Transcribe all the records with complete accuracy.
++++ Data listing ++++
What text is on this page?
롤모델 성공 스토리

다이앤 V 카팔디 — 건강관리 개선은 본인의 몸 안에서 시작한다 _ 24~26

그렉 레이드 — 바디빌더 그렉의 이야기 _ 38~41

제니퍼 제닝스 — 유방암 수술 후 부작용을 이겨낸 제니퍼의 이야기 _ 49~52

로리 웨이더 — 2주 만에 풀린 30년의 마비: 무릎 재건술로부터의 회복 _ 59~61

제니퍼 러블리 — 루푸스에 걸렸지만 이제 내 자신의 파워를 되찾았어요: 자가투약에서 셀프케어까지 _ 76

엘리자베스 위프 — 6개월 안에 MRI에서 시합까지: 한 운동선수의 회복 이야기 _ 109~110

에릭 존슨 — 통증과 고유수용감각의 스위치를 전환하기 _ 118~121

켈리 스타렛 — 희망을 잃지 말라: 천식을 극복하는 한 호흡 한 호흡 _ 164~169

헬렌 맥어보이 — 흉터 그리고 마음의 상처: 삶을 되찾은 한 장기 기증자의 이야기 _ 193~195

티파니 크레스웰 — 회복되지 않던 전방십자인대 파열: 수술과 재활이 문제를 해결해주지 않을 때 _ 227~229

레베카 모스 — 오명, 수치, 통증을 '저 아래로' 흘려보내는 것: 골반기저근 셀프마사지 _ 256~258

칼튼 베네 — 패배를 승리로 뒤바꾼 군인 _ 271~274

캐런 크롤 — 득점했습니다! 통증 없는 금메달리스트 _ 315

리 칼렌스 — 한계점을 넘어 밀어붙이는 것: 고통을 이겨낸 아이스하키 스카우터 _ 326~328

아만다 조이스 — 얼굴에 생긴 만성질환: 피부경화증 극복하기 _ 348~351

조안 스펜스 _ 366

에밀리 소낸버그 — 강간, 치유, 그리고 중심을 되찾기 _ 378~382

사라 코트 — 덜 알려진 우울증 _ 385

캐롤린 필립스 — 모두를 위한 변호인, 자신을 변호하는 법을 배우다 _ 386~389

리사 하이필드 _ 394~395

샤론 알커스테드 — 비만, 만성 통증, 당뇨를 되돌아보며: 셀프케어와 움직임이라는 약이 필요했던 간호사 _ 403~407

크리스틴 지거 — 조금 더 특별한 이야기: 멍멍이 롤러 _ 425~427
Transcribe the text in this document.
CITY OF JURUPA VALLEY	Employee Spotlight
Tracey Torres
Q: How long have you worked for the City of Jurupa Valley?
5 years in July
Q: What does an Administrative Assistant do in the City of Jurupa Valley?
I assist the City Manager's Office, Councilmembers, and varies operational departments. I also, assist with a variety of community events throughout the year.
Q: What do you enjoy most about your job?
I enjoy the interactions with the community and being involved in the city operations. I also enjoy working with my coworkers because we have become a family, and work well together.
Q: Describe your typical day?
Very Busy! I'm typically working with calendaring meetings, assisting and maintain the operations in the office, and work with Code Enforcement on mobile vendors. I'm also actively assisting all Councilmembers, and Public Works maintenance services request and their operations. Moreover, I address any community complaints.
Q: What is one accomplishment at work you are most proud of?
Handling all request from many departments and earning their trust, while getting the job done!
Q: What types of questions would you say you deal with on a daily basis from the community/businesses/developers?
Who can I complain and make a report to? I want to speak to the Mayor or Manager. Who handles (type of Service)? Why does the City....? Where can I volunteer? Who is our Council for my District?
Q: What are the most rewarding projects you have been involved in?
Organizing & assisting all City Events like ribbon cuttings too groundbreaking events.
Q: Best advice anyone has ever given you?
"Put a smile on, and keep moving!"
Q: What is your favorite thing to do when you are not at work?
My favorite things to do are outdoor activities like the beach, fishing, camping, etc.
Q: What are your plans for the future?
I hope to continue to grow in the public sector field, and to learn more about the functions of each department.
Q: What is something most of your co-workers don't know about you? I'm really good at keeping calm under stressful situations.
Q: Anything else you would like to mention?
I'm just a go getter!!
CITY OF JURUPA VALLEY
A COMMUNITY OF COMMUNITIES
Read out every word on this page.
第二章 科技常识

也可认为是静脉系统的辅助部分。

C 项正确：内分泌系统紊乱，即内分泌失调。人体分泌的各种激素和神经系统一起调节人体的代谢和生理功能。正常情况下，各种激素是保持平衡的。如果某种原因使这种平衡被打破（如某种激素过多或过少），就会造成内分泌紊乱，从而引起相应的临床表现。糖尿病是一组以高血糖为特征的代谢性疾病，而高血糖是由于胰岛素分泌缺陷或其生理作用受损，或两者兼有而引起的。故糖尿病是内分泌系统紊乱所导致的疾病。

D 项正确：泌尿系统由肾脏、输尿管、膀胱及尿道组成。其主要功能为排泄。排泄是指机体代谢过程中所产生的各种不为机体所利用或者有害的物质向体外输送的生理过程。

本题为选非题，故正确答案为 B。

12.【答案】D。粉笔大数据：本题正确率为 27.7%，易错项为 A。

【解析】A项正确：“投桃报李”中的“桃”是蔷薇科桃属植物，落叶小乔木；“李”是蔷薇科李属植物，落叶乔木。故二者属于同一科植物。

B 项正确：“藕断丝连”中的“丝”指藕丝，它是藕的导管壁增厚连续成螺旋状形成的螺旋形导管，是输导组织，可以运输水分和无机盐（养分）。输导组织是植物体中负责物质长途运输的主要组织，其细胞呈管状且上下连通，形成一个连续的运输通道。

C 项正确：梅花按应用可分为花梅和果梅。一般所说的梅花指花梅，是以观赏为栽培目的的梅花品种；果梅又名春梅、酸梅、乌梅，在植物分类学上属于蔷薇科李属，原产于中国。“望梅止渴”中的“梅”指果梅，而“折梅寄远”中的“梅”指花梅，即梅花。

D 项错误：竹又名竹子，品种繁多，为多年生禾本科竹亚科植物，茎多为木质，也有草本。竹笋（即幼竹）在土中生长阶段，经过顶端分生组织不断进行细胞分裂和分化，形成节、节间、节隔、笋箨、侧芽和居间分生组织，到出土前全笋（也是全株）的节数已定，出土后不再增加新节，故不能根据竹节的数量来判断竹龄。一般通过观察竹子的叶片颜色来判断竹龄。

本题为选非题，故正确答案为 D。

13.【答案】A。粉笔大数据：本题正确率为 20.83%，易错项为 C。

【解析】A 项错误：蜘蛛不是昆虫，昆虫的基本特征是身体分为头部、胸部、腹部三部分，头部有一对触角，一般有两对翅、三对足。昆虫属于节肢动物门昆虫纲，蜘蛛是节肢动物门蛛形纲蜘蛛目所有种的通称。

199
++++
**Full response**:
What text is on this page?
롤모델 성공 스토리

다이앤 V 카팔디 — 건강관리 개선은 본인의 몸 안에서 시작한다 _ 24~26

그렉 레이드 — 바디빌더 그렉의 이야기 _ 38~41

제니퍼 제닝스 — 유방암 수술 후 부작용을 이겨낸 제니퍼의 이야기 _ 49~52

로리 웨이더 — 2주 만에 풀린 30년의 마비: 무릎 재건술로부터의 회복 _ 59~61

제니퍼 러블리 — 루푸스에 걸렸지만 이제 내 자신의 파워를 되찾았어요: 자가투약에서 셀프케어까지 _ 76

엘리자베스 위프 — 6개월 안에 MRI에서 시합까지: 한 운동선수의 회복 이야기 _ 109~110

에릭 존슨 — 통증과 고유수용감각의 스위치를 전환하기 _ 118~121

켈리 스타렛 — 희망을 잃지 말라: 천식을 극복하는 한 호흡 한 호흡 _ 164~169

헬렌 맥어보이 — 흉터 그리고 마음의 상처: 삶을 되찾은 한 장기 기증자의 이야기 _ 193~195

티파니 크레스웰 — 회복되지 않던 전방십자인대 파열: 수술과 재활이 문제를 해결해주지 않을 때 _ 227~229

레베카 모스 — 오명, 수치, 통증을 '저 아래로' 흘려보내는 것: 골반기저근 셀프마사지 _ 256~258

칼튼 베네 — 패배를 승리로 뒤바꾼 군인 _ 271~274

캐런 크롤 — 득점했습니다! 통증 없는 금메달리스트 _ 315

리 칼렌스 — 한계점을 넘어 밀어붙이는 것: 고통을 이겨낸 아이스하키 스카우터 _ 326~328

아만다 조이스 — 얼굴에 생긴 만성질환: 피부경화증 극복하기 _ 348~351

조안 스펜스 _ 366

에밀리 소낸버그 — 강간, 치유, 그리고 중심을 되찾기 _ 378~382

사라 코트 — 덜 알려진 우울증 _ 385

캐롤린 필립스 — 모두를 위한 변호인, 자신을 변호하는 법을 배우다 _ 386~389

리사 하이필드 _ 394~395

샤론 알커스테드 — 비만, 만성 통증, 당뇨를 되돌아보며: 셀프케어와 움직임이라는 약이 필요했던 간호사 _ 403~407

크리스틴 지거 — 조금 더 특별한 이야기: 멍멍이 롤러 _ 425~427
Transcribe the text in this document.
CITY OF JURUPA VALLEY	Employee Spotlight
Tracey Torres
Q: How long have you worked for the City of Jurupa Valley?
5 years in July
Q: What does an Administrative Assistant do in the City of Jurupa Valley?
I assist the City Manager's Office, Councilmembers, and varies operational departments. I also, assist with a variety of community events throughout the year.
Q: What do you enjoy most about your job?
I enjoy the interactions with the community and being involved in the city operations. I also enjoy working with my coworkers because we have become a family, and work well together.
Q: Describe your typical day?
Very Busy! I'm typically working with calendaring meetings, assisting and maintain the operations in the office, and work with Code Enforcement on mobile vendors. I'm also actively assisting all Councilmembers, and Public Works maintenance services request and their operations. Moreover, I address any community complaints.
Q: What is one accomplishment at work you are most proud of?
Handling all request from many departments and earning their trust, while getting the job done!
Q: What types of questions would you say you deal with on a daily basis from the community/businesses/developers?
Who can I complain and make a report to? I want to speak to the Mayor or Manager. Who handles (type of Service)? Why does the City....? Where can I volunteer? Who is our Council for my District?
Q: What are the most rewarding projects you have been involved in?
Organizing & assisting all City Events like ribbon cuttings too groundbreaking events.
Q: Best advice anyone has ever given you?
"Put a smile on, and keep moving!"
Q: What is your favorite thing to do when you are not at work?
My favorite things to do are outdoor activities like the beach, fishing, camping, etc.
Q: What are your plans for the future?
I hope to continue to grow in the public sector field, and to learn more about the functions of each department.
Q: What is something most of your co-workers don't know about you? I'm really good at keeping calm under stressful situations.
Q: Anything else you would like to mention?
I'm just a go getter!!
CITY OF JURUPA VALLEY
A COMMUNITY OF COMMUNITIES
Read out every word on this page.
第二章 科技常识

也可认为是静脉系统的辅助部分。

C 项正确：内分泌系统紊乱，即内分泌失调。人体分泌的各种激素和神经系统一起调节人体的代谢和生理功能。正常情况下，各种激素是保持平衡的。如果某种原因使这种平衡被打破（如某种激素过多或过少），就会造成内分泌紊乱，从而引起相应的临床表现。糖尿病是一组以高血糖为特征的代谢性疾病，而高血糖是由于胰岛素分泌缺陷或其生理作用受损，或两者兼有而引起的。故糖尿病是内分泌系统紊乱所导致的疾病。

D 项正确：泌尿系统由肾脏、输尿管、膀胱及尿道组成。其主要功能为排泄。排泄是指机体代谢过程中所产生的各种不为机体所利用或者有害的物质向体外输送的生理过程。

本题为选非题，故正确答案为 B。

12.【答案】D。粉笔大数据：本题正确率为 27.7%，易错项为 A。

【解析】A项正确：“投桃报李”中的“桃”是蔷薇科桃属植物，落叶小乔木；“李”是蔷薇科李属植物，落叶乔木。故二者属于同一科植物。

B 项正确：“藕断丝连”中的“丝”指藕丝，它是藕的导管壁增厚连续成螺旋状形成的螺旋形导管，是输导组织，可以运输水分和无机盐（养分）。输导组织是植物体中负责物质长途运输的主要组织，其细胞呈管状且上下连通，形成一个连续的运输通道。

C 项正确：梅花按应用可分为花梅和果梅。一般所说的梅花指花梅，是以观赏为栽培目的的梅花品种；果梅又名春梅、酸梅、乌梅，在植物分类学上属于蔷薇科李属，原产于中国。“望梅止渴”中的“梅”指果梅，而“折梅寄远”中的“梅”指花梅，即梅花。

D 项错误：竹又名竹子，品种繁多，为多年生禾本科竹亚科植物，茎多为木质，也有草本。竹笋（即幼竹）在土中生长阶段，经过顶端分生组织不断进行细胞分裂和分化，形成节、节间、节隔、笋箨、侧芽和居间分生组织，到出土前全笋（也是全株）的节数已定，出土后不再增加新节，故不能根据竹节的数量来判断竹龄。一般通过观察竹子的叶片颜色来判断竹龄。

本题为选非题，故正确答案为 D。

13.【答案】A。粉笔大数据：本题正确率为 20.83%，易错项为 C。

【解析】A 项错误：蜘蛛不是昆虫，昆虫的基本特征是身体分为头部、胸部、腹部三部分，头部有一对触角，一般有两对翅、三对足。昆虫属于节肢动物门昆虫纲，蜘蛛是节肢动物门蛛形纲蜘蛛目所有种的通称。

199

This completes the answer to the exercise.